Task inputs
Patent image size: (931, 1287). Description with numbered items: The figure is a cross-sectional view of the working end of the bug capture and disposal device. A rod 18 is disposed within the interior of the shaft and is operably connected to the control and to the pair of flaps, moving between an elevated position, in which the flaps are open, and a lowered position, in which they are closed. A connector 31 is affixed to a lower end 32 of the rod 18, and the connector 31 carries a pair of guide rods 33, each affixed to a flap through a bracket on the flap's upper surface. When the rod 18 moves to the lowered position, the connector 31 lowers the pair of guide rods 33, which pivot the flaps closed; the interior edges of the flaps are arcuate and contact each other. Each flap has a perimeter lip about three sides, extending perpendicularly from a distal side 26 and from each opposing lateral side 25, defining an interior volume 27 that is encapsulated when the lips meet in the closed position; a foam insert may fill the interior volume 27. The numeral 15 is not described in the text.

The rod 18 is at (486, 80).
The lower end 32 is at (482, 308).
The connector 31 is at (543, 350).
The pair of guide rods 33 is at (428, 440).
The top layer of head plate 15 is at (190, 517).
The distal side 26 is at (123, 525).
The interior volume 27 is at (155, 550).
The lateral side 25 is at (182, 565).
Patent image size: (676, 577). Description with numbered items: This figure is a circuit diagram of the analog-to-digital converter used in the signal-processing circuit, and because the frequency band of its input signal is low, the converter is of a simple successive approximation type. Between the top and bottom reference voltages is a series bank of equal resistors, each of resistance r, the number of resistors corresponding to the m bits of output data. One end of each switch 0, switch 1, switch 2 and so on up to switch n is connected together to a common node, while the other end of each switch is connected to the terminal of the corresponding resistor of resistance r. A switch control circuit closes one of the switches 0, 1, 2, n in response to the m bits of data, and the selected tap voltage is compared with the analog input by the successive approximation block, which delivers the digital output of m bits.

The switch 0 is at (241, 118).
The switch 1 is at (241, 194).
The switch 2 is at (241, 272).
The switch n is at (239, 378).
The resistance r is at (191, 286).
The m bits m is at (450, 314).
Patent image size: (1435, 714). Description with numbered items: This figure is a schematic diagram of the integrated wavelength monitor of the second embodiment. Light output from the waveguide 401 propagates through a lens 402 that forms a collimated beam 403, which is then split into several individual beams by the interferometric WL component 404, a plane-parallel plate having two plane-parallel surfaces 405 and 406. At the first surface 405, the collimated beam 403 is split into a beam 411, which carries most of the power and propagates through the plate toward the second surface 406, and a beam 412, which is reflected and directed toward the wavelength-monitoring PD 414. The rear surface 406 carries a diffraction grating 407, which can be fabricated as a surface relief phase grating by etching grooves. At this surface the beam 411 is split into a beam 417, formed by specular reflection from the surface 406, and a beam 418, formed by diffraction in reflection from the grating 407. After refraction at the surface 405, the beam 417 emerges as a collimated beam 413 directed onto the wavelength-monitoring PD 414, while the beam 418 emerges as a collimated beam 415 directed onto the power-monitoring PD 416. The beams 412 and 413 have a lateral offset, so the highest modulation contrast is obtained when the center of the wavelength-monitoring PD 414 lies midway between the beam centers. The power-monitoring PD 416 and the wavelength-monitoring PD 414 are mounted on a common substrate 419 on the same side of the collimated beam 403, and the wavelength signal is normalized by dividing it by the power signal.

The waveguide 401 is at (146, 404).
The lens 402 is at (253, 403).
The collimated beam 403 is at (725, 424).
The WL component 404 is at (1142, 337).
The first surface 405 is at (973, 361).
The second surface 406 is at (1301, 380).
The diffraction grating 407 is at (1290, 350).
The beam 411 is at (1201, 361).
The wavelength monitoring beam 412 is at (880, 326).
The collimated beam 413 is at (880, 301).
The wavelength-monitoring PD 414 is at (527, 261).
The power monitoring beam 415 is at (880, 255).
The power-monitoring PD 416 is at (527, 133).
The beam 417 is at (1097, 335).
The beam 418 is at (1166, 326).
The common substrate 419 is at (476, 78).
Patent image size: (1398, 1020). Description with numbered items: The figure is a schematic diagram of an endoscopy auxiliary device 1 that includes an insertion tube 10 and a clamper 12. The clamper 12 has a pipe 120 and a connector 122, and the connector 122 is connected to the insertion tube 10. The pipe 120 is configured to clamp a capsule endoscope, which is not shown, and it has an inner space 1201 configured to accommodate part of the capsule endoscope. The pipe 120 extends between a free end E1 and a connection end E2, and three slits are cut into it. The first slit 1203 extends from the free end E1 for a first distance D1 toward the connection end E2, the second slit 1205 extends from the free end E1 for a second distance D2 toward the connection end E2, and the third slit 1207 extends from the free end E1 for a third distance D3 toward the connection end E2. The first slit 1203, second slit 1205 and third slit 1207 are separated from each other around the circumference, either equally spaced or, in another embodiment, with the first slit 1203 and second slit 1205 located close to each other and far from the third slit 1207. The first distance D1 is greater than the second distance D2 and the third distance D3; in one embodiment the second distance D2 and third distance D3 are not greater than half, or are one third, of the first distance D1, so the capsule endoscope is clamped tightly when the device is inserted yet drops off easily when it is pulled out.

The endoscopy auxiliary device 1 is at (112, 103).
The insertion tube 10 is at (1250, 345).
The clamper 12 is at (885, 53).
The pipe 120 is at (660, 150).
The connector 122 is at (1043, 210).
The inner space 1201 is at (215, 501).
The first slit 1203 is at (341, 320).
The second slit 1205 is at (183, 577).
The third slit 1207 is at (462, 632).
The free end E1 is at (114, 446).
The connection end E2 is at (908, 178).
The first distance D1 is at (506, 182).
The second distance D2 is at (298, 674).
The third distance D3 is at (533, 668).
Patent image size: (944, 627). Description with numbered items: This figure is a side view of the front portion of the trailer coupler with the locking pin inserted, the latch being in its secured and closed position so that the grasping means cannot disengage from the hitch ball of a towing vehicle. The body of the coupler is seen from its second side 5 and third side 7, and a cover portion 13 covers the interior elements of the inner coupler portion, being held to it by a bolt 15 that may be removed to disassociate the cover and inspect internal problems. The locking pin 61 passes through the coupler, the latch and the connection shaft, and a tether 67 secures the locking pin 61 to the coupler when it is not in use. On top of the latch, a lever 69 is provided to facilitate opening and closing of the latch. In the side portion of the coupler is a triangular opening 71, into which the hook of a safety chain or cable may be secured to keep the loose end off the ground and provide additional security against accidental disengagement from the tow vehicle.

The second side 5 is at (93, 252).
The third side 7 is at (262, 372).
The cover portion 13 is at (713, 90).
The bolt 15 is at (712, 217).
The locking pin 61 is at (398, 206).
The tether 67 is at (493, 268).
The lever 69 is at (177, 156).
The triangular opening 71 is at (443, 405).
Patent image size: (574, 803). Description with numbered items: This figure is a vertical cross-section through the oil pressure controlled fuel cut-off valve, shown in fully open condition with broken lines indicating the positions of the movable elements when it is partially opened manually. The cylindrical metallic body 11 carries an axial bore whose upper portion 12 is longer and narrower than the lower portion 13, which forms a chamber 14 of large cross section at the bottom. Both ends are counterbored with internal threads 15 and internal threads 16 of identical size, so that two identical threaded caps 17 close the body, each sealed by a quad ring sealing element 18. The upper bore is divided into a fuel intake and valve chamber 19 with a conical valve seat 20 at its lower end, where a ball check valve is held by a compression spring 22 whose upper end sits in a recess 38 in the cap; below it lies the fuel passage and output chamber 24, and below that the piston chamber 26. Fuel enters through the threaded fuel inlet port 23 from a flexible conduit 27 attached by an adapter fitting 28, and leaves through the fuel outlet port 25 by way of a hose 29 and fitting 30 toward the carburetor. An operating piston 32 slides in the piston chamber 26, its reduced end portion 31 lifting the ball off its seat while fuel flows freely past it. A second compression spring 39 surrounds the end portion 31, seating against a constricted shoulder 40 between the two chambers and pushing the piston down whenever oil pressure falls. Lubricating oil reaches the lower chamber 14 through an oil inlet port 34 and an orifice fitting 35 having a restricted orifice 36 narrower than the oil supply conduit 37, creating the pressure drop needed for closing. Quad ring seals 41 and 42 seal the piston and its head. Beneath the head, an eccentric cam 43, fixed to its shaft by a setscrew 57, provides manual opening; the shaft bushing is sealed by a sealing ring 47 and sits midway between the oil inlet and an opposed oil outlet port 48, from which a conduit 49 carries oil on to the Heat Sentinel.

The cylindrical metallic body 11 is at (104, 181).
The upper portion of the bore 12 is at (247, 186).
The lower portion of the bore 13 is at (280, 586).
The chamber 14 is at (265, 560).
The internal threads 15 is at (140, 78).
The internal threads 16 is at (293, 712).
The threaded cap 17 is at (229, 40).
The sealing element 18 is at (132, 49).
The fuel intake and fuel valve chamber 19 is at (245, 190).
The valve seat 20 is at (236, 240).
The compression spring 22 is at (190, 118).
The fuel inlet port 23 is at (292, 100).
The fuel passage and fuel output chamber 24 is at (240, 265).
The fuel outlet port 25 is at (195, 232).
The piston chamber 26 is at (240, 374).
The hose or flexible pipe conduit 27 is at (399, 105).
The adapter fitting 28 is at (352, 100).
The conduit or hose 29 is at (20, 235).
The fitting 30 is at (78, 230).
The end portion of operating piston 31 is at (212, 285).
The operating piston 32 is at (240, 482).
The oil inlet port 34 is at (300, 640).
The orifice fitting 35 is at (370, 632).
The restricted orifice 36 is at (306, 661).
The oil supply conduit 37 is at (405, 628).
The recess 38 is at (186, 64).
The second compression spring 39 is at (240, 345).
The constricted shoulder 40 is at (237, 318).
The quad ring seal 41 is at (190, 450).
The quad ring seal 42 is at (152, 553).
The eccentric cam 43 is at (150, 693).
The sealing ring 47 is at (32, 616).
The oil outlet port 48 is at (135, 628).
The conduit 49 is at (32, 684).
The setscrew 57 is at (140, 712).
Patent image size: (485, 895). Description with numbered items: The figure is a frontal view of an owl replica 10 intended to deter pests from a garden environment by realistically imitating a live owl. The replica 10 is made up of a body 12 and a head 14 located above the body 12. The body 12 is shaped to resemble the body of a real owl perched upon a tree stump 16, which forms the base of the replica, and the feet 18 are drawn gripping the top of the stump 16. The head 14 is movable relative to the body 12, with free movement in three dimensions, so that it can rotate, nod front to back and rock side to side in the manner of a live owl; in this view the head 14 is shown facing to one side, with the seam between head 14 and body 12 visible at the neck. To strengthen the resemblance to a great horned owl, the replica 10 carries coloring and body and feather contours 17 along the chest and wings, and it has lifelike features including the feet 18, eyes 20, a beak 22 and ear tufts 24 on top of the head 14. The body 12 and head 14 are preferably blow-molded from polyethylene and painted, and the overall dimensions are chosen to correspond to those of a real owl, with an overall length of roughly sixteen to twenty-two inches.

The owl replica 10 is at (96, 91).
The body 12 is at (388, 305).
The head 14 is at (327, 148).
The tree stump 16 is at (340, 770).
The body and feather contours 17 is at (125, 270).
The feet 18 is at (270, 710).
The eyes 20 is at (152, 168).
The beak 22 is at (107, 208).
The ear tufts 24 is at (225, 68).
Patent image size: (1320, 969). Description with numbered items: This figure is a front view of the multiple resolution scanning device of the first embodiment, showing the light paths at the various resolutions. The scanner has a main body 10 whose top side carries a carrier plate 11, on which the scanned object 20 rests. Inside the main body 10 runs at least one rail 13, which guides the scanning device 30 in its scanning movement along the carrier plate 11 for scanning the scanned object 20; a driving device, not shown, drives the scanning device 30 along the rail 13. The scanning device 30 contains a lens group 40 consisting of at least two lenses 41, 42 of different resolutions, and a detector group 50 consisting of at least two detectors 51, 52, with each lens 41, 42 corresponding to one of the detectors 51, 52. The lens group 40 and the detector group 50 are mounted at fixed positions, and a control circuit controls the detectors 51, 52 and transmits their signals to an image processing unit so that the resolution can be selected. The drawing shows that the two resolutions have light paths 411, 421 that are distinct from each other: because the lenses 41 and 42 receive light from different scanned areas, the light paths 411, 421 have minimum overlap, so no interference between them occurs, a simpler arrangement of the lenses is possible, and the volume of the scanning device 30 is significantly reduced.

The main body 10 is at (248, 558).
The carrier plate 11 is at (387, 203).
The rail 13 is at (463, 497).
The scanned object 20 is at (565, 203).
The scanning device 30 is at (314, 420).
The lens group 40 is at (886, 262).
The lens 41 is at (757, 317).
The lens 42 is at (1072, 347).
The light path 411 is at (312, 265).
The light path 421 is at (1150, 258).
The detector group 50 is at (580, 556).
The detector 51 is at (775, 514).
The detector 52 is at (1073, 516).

Given instruction
Render the records from the line that contains "Patent image size: (485, 895)." through the line that contains "The head 14 is at (327, 148)." as a numbered list, leaving out blank lines.

Answer for the task
1. Patent image size: (485, 895). Description with numbered items: The figure is a frontal view of an owl replica 10 intended to deter pests from a garden environment by realistically imitating a live owl. The replica 10 is made up of a body 12 and a head 14 located above the body 12. The body 12 is shaped to resemble the body of a real owl perched upon a tree stump 16, which forms the base of the replica, and the feet 18 are drawn gripping the top of the stump 16. The head 14 is movable relative to the body 12, with free movement in three dimensions, so that it can rotate, nod front to back and rock side to side in the manner of a live owl; in this view the head 14 is shown facing to one side, with the seam between head 14 and body 12 visible at the neck. To strengthen the resemblance to a great horned owl, the replica 10 carries coloring and body and feather contours 17 along the chest and wings, and it has lifelike features including the feet 18, eyes 20, a beak 22 and ear tufts 24 on top of the head 14. The body 12 and head 14 are preferably blow-molded from polyethylene and painted, and the overall dimensions are chosen to correspond to those of a real owl, with an overall length of roughly sixteen to twenty-two inches.
2. The owl replica 10 is at (96, 91).
3. The body 12 is at (388, 305).
4. The head 14 is at (327, 148).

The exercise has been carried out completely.